** START OF Record list **
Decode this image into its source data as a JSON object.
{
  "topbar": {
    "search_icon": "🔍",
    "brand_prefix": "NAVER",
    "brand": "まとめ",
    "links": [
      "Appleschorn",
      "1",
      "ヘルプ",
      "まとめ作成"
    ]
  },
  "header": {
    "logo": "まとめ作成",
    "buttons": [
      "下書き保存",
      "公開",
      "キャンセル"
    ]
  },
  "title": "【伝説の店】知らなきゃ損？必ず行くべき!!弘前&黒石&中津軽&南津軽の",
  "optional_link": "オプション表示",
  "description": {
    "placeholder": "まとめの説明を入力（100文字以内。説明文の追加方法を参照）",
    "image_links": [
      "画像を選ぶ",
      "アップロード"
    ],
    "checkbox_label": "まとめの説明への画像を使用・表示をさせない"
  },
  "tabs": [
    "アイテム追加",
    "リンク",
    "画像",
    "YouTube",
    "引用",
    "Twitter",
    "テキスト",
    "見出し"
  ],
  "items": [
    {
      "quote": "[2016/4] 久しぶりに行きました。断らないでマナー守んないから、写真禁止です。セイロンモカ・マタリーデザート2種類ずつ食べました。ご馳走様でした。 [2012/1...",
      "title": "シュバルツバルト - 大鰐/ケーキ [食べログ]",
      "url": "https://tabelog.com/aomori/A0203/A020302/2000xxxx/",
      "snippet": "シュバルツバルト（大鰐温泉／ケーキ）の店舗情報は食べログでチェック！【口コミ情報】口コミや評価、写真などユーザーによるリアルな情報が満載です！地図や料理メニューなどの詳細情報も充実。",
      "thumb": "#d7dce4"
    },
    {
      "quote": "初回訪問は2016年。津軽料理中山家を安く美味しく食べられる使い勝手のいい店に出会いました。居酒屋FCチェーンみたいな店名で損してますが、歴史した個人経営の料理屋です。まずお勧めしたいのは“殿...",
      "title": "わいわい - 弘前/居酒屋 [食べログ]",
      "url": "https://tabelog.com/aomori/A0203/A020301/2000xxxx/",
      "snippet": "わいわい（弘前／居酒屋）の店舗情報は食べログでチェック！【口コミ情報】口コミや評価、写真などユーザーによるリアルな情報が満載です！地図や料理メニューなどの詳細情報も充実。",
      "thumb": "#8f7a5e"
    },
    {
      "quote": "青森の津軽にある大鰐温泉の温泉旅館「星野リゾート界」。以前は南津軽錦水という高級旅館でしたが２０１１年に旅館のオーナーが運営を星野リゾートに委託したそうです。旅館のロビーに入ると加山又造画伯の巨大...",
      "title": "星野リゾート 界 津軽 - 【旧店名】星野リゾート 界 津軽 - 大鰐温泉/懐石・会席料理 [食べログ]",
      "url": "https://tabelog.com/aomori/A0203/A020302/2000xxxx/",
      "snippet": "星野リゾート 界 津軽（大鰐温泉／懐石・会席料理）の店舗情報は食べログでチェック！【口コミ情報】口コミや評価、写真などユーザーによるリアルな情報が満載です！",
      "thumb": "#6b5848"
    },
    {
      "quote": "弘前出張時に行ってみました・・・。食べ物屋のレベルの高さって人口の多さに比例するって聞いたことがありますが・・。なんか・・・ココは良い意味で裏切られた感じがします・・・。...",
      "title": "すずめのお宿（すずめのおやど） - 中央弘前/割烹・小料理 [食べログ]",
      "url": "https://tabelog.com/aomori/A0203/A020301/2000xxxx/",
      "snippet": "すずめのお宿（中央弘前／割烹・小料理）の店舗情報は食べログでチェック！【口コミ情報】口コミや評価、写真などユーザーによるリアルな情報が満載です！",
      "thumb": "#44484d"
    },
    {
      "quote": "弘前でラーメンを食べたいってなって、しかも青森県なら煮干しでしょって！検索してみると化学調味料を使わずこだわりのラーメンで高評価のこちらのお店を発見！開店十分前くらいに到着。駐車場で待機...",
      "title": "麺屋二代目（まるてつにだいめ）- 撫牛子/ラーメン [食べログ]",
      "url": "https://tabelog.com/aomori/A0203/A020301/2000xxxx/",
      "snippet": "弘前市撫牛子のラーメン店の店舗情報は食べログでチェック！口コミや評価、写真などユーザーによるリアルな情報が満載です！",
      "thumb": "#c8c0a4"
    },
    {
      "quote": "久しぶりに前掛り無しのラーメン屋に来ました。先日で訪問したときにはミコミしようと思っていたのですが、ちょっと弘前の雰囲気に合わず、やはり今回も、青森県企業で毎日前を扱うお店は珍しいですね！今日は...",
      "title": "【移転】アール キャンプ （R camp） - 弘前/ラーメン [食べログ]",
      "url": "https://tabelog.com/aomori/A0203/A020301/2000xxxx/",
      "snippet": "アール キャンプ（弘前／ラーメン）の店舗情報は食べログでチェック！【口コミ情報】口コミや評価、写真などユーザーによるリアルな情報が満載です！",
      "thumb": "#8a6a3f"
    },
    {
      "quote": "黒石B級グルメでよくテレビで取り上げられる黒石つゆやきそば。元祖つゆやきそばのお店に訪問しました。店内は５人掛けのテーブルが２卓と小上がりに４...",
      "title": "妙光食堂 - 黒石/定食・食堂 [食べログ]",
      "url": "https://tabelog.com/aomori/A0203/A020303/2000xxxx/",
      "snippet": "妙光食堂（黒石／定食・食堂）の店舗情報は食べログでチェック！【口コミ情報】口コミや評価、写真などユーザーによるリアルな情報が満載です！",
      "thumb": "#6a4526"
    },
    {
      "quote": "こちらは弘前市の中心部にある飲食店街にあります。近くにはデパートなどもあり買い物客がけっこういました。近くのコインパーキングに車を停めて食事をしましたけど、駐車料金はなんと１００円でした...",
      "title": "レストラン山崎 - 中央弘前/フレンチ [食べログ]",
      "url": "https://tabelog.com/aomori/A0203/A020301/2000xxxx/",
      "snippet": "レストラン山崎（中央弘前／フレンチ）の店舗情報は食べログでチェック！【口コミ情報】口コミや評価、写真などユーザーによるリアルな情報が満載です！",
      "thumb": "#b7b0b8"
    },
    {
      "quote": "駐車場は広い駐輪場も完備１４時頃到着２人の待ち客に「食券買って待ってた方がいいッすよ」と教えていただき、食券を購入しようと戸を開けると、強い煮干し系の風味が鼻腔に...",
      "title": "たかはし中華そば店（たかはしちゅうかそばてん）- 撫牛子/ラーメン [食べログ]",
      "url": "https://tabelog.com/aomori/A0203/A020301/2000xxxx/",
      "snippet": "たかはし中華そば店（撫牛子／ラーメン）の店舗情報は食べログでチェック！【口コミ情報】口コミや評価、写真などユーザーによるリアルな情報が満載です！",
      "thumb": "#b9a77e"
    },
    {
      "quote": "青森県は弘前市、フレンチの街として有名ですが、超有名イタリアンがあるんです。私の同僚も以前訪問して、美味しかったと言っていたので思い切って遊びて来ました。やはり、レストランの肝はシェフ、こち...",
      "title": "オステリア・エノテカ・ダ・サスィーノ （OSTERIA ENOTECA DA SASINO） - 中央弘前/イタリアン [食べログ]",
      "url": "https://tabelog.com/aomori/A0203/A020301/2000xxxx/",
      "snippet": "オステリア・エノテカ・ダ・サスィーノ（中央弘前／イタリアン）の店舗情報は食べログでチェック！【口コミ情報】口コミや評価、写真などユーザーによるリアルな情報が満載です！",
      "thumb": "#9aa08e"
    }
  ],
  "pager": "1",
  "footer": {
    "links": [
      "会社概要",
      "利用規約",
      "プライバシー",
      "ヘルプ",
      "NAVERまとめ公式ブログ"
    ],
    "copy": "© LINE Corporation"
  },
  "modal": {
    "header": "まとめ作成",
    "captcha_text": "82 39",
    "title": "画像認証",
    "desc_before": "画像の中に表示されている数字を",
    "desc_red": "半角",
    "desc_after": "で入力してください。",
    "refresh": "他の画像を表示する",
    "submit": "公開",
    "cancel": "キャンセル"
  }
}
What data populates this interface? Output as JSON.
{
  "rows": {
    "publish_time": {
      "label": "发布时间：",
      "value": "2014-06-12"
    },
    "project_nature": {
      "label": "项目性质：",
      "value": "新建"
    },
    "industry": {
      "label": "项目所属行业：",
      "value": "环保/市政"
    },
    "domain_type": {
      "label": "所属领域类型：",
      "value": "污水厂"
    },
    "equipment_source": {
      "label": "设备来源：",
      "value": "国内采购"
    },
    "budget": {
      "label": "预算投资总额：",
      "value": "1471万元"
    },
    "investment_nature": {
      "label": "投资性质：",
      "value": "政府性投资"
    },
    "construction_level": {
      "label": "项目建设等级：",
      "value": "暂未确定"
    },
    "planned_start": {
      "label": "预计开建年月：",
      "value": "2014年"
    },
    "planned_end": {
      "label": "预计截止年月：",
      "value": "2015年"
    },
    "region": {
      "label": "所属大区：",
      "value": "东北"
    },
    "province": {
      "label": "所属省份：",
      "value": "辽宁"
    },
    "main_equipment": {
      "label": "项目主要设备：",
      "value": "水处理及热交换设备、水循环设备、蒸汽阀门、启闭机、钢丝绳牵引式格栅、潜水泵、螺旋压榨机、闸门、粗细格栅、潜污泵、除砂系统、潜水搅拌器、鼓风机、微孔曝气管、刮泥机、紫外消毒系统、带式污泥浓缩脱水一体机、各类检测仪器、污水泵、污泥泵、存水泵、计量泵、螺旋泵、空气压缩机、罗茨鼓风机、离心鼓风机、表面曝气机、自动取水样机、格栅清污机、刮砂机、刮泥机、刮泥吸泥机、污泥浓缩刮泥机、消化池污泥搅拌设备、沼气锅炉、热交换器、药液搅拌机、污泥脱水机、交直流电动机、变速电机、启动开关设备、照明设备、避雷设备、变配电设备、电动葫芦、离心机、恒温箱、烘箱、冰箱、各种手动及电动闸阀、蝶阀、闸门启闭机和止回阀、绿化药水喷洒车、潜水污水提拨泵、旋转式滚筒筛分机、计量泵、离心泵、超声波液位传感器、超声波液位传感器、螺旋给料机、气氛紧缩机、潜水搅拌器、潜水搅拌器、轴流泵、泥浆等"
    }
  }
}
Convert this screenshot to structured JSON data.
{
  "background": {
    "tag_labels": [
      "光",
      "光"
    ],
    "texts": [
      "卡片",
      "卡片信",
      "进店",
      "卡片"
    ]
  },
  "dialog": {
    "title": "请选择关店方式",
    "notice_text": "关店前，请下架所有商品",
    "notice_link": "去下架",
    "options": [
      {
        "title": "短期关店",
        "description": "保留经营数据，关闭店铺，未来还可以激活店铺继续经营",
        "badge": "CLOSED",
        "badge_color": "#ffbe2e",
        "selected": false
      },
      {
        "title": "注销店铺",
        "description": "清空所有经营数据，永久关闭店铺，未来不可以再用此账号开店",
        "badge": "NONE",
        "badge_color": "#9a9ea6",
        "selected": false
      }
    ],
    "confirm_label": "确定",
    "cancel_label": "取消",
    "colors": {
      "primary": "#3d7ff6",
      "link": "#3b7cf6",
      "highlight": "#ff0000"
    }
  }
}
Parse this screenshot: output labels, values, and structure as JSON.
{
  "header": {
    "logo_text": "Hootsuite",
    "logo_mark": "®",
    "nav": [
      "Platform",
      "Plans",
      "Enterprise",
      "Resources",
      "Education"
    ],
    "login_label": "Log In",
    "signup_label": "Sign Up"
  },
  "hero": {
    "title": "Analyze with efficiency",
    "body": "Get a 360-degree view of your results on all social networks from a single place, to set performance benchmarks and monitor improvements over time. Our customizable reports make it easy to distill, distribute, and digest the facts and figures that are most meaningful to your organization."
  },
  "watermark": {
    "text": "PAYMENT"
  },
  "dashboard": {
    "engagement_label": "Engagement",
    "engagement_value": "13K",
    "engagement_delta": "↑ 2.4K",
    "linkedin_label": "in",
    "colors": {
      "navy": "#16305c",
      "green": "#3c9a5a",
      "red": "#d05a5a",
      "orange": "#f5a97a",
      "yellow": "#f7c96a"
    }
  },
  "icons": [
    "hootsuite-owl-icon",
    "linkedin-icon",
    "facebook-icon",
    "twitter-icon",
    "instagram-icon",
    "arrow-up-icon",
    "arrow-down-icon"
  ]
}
** END OF Record list **
From the entries above, copy every line that holds the word "たかはし中華そば店".

      "title": "たかはし中華そば店（たかはしちゅうかそばてん）- 撫牛子/ラーメン [食べログ]",
      "snippet": "たかはし中華そば店（撫牛子／ラーメン）の店舗情報は食べログでチェック！【口コミ情報】口コミや評価、写真などユーザーによるリアルな情報が満載です！",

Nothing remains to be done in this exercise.